- [EXERCISE TASK]: Take every line where the string "content" appears and copy it.
** Begin AVAILABLE DATA **
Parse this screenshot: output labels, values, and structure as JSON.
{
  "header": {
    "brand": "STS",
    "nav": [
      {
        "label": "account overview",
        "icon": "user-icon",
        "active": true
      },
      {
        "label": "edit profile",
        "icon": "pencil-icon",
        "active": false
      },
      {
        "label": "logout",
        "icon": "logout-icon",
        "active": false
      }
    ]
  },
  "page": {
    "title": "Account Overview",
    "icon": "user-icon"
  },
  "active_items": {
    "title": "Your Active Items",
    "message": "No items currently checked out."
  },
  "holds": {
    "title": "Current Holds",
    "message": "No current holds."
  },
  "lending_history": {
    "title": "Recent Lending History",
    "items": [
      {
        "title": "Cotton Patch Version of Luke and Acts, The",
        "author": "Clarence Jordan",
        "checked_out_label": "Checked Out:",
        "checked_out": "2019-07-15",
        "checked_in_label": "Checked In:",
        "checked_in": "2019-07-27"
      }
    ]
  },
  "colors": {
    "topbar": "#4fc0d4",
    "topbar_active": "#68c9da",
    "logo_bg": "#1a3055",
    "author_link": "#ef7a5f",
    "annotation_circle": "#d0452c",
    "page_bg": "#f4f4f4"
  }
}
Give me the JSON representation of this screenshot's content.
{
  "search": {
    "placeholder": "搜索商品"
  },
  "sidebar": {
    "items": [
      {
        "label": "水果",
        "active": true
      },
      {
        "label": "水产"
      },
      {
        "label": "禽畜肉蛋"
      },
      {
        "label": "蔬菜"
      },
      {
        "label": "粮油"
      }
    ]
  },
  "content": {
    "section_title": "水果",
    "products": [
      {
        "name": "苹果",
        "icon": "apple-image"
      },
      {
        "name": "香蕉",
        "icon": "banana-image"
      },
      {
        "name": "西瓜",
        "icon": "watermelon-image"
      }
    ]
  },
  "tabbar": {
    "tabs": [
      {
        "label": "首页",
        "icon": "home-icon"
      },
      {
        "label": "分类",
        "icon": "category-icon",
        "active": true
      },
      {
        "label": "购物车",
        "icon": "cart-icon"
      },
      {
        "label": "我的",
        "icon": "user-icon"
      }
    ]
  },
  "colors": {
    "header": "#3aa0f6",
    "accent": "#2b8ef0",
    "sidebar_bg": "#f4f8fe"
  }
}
** End AVAILABLE DATA **
- [RESPONSE]:
Give me the JSON representation of this screenshot's content.
  "content": {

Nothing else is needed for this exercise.